**SOURCE:**
Boris Valerianovich Chirikov (Russian Борис Валерианович Чириков) (June 6, 1928February 12, 2008) was an outstanding Soviet and Russian physicist. He was the founder of the physical theory of Hamiltonian chaos and made pioneering contributions to the theory of quantum chaos. In 1959, he invented the Chirikov criterion which provides an analytical estimate for the overlap of resonances (and the ensuing transition from local to global chaos) in Hamiltonian dynamical systems.

Life and physics

Boris Chirikov was born in the city Oryol, Russia, USSR. Graduated from the Moscow Institute of Physics and Technology in 1952, he worked with Budker at the Kurchatov Institute and moved with him to Siberia in September 1959 to work at the Institute founded by Budker in Akademgorodok, Novosibirsk (now Budker Institute of Nuclear Physics). He became a corresponding member of the Russian Academy of Sciences in 1983, and a full member in 1992. He worked at the Institute in Akademgorodok till his last days. He left after him wife Olga Bashina and daughter Galya Chirikova.

The name of Boris Chirikov is associated with an impressive list of fundamental results in the field of dynamical chaos and foundations of statistical mechanics. As early as 1959, in a seminal article, Chirikov proposed a criterion for the emergence of classical chaos in Hamiltonian systems, now known as the Chirikov criterion (Atom. Energ. 6: 630 (1959)). In the same paper, he applied such criterion to explain some puzzling experimental results on plasma confinement in open mirror traps, that had just been obtained at the Kurchatov Institute. This was the very first physical theory of chaos, which succeeded in explaining a concrete experiment, and which was developed long before computers made the icons of chaos familiar to everyone.

**EXTRACTED RECORDS:**
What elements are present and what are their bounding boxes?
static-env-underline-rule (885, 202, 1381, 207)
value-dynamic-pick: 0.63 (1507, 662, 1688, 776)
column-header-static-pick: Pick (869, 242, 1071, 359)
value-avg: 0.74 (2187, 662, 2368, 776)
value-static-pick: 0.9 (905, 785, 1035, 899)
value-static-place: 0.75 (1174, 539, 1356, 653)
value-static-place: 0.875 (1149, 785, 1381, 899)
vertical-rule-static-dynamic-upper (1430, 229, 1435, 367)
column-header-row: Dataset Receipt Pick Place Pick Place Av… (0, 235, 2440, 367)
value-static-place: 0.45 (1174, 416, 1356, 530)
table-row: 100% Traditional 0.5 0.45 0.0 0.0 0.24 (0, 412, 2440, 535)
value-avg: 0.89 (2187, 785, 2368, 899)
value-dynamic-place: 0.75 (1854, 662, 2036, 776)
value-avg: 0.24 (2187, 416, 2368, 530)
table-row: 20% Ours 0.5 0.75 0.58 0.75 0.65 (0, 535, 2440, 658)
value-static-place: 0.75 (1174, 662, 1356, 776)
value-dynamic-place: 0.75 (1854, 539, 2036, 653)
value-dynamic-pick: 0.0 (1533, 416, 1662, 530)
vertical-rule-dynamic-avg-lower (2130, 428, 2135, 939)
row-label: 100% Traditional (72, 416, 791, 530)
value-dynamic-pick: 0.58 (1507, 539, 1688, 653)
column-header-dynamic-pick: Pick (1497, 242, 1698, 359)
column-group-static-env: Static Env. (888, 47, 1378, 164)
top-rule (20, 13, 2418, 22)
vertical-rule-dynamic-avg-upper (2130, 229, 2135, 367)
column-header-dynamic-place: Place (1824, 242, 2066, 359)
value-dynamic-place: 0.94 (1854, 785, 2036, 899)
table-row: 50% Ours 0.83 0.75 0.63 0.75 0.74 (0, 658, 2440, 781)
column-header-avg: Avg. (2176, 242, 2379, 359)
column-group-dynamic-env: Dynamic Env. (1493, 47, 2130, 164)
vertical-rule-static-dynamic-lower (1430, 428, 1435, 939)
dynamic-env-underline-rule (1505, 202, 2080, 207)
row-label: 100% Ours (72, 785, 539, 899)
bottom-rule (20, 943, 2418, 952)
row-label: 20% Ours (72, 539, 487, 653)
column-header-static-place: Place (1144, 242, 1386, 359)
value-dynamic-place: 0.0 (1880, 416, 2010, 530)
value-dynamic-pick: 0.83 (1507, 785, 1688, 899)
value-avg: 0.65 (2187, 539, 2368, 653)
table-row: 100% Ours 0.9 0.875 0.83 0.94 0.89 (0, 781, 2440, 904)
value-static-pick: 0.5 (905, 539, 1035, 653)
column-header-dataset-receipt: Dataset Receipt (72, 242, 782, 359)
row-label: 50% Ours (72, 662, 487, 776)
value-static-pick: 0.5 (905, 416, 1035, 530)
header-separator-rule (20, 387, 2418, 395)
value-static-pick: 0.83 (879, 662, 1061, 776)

**WORK TO BE COMPLETED:**
Return the passage of the Boris Chirikov text word for word, starting with "The name of" and going on through "familiar to everyone.".

**RESULT FOR THIS EXERCISE:**
The name of Boris Chirikov is associated with an impressive list of fundamental results in the field of dynamical chaos and foundations of statistical mechanics. As early as 1959, in a seminal article, Chirikov proposed a criterion for the emergence of classical chaos in Hamiltonian systems, now known as the Chirikov criterion (Atom. Energ. 6: 630 (1959)). In the same paper, he applied such criterion to explain some puzzling experimental results on plasma confinement in open mirror traps, that had just been obtained at the Kurchatov Institute. This was the very first physical theory of chaos, which succeeded in explaining a concrete experiment, and which was developed long before computers made the icons of chaos familiar to everyone.